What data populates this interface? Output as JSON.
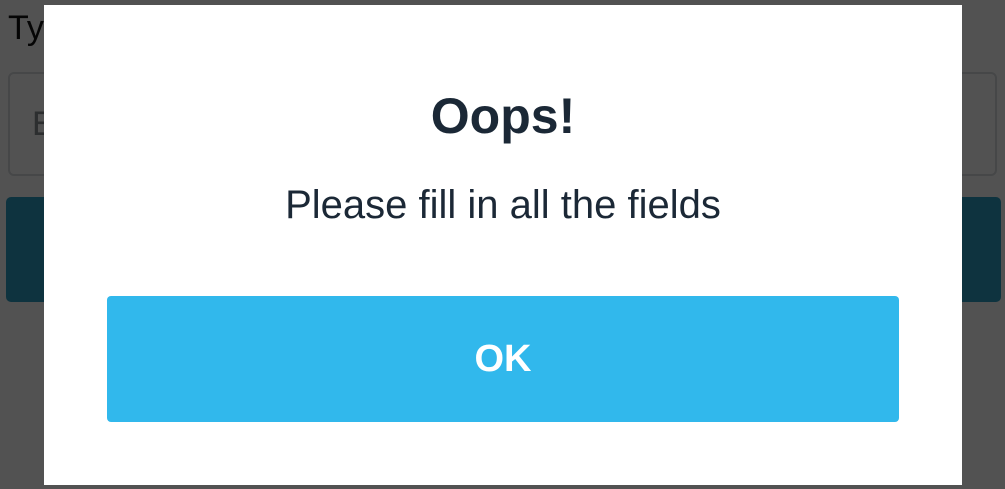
{
  "background_page": {
    "label": "Ty",
    "input_value": "E"
  },
  "dialog": {
    "title": "Oops!",
    "message": "Please fill in all the fields",
    "ok_label": "OK"
  },
  "colors": {
    "overlay": "#4f4f4f",
    "dialog_background": "#ffffff",
    "text": "#1b2836",
    "ok_button": "#31b8ec",
    "background_button": "#2e9ec3"
  }
}
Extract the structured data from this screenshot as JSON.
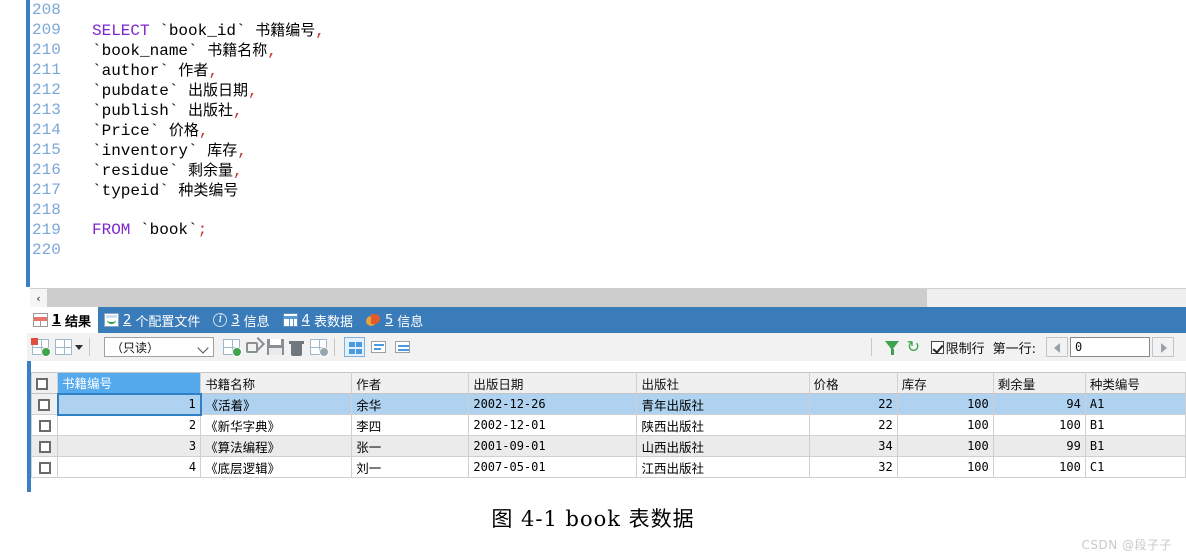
{
  "editor": {
    "line_numbers": [
      "208",
      "209",
      "210",
      "211",
      "212",
      "213",
      "214",
      "215",
      "216",
      "217",
      "218",
      "219",
      "220"
    ],
    "lines": [
      {
        "indent": 0,
        "kw": "",
        "ident": "",
        "alias": "",
        "punc": "",
        "raw": ""
      },
      {
        "indent": 1,
        "kw": "SELECT",
        "ident": "`book_id`",
        "alias": "书籍编号",
        "punc": ","
      },
      {
        "indent": 1,
        "kw": "",
        "ident": "`book_name`",
        "alias": "书籍名称",
        "punc": ","
      },
      {
        "indent": 1,
        "kw": "",
        "ident": "`author`",
        "alias": "作者",
        "punc": ","
      },
      {
        "indent": 1,
        "kw": "",
        "ident": "`pubdate`",
        "alias": "出版日期",
        "punc": ","
      },
      {
        "indent": 1,
        "kw": "",
        "ident": "`publish`",
        "alias": "出版社",
        "punc": ","
      },
      {
        "indent": 1,
        "kw": "",
        "ident": "`Price`",
        "alias": "价格",
        "punc": ","
      },
      {
        "indent": 1,
        "kw": "",
        "ident": "`inventory`",
        "alias": "库存",
        "punc": ","
      },
      {
        "indent": 1,
        "kw": "",
        "ident": "`residue`",
        "alias": "剩余量",
        "punc": ","
      },
      {
        "indent": 1,
        "kw": "",
        "ident": "`typeid`",
        "alias": "种类编号",
        "punc": ""
      },
      {
        "indent": 0,
        "kw": "",
        "ident": "",
        "alias": "",
        "punc": ""
      },
      {
        "indent": 1,
        "kw": "FROM",
        "ident": "`book`",
        "alias": "",
        "punc": ";"
      },
      {
        "indent": 0,
        "kw": "",
        "ident": "",
        "alias": "",
        "punc": ""
      }
    ],
    "line_text": [
      "",
      "SELECT `book_id` 书籍编号,",
      "`book_name` 书籍名称,",
      "`author` 作者,",
      "`pubdate` 出版日期,",
      "`publish` 出版社,",
      "`Price` 价格,",
      "`inventory` 库存,",
      "`residue` 剩余量,",
      "`typeid` 种类编号",
      "",
      "FROM `book`;",
      ""
    ],
    "scrollbar": {
      "left_arrow": "‹"
    }
  },
  "tabs": [
    {
      "num": "1",
      "label": "结果",
      "icon": "results-grid-icon",
      "active": true
    },
    {
      "num": "2",
      "label": "个配置文件",
      "icon": "profile-icon",
      "active": false
    },
    {
      "num": "3",
      "label": "信息",
      "icon": "info-circle-icon",
      "active": false
    },
    {
      "num": "4",
      "label": "表数据",
      "icon": "table-grid-icon",
      "active": false
    },
    {
      "num": "5",
      "label": "信息",
      "icon": "pie-chart-icon",
      "active": false
    }
  ],
  "toolbar": {
    "new_record_icon": "new-record-icon",
    "select_record_icon": "select-record-icon",
    "dropdown_caret_icon": "chevron-down-icon",
    "mode_select_value": "（只读）",
    "add_record_icon": "add-record-icon",
    "share_record_icon": "share-record-icon",
    "save_icon": "save-icon",
    "delete_icon": "trash-icon",
    "remove_record_icon": "remove-record-icon",
    "view_grid_icon": "grid-view-icon",
    "view_form_icon": "form-view-icon",
    "view_note_icon": "note-view-icon",
    "filter_icon": "filter-funnel-icon",
    "refresh_icon": "refresh-icon",
    "limit_rows_label": "限制行",
    "first_row_label": "第一行:",
    "first_row_value": "0",
    "prev_page_icon": "prev-arrow-icon",
    "next_page_icon": "next-arrow-icon"
  },
  "grid": {
    "columns": [
      {
        "key": "book_id",
        "label": "书籍编号",
        "align": "right",
        "highlight": true
      },
      {
        "key": "book_name",
        "label": "书籍名称",
        "align": "left",
        "highlight": false
      },
      {
        "key": "author",
        "label": "作者",
        "align": "left",
        "highlight": false
      },
      {
        "key": "pubdate",
        "label": "出版日期",
        "align": "left",
        "highlight": false
      },
      {
        "key": "publish",
        "label": "出版社",
        "align": "left",
        "highlight": false
      },
      {
        "key": "price",
        "label": "价格",
        "align": "right",
        "highlight": false
      },
      {
        "key": "inventory",
        "label": "库存",
        "align": "right",
        "highlight": false
      },
      {
        "key": "residue",
        "label": "剩余量",
        "align": "right",
        "highlight": false
      },
      {
        "key": "typeid",
        "label": "种类编号",
        "align": "left",
        "highlight": false
      }
    ],
    "rows": [
      {
        "book_id": "1",
        "book_name": "《活着》",
        "author": "余华",
        "pubdate": "2002-12-26",
        "publish": "青年出版社",
        "price": "22",
        "inventory": "100",
        "residue": "94",
        "typeid": "A1",
        "selected": true
      },
      {
        "book_id": "2",
        "book_name": "《新华字典》",
        "author": "李四",
        "pubdate": "2002-12-01",
        "publish": "陕西出版社",
        "price": "22",
        "inventory": "100",
        "residue": "100",
        "typeid": "B1",
        "selected": false
      },
      {
        "book_id": "3",
        "book_name": "《算法编程》",
        "author": "张一",
        "pubdate": "2001-09-01",
        "publish": "山西出版社",
        "price": "34",
        "inventory": "100",
        "residue": "99",
        "typeid": "B1",
        "selected": false
      },
      {
        "book_id": "4",
        "book_name": "《底层逻辑》",
        "author": "刘一",
        "pubdate": "2007-05-01",
        "publish": "江西出版社",
        "price": "32",
        "inventory": "100",
        "residue": "100",
        "typeid": "C1",
        "selected": false
      }
    ]
  },
  "caption": "图 4-1  book 表数据",
  "watermark": "CSDN @段子子",
  "colors": {
    "accent_blue": "#3a7cba",
    "keyword_purple": "#7d26cd",
    "line_number_blue": "#7ba7d7",
    "row_selected": "#aed2f0",
    "header_highlight": "#55aaee",
    "punct_red": "#c0392b"
  }
}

+ + + + +

The task:
Count how many lines above include the word "pubdate" and answer with that figure only.

The response:
7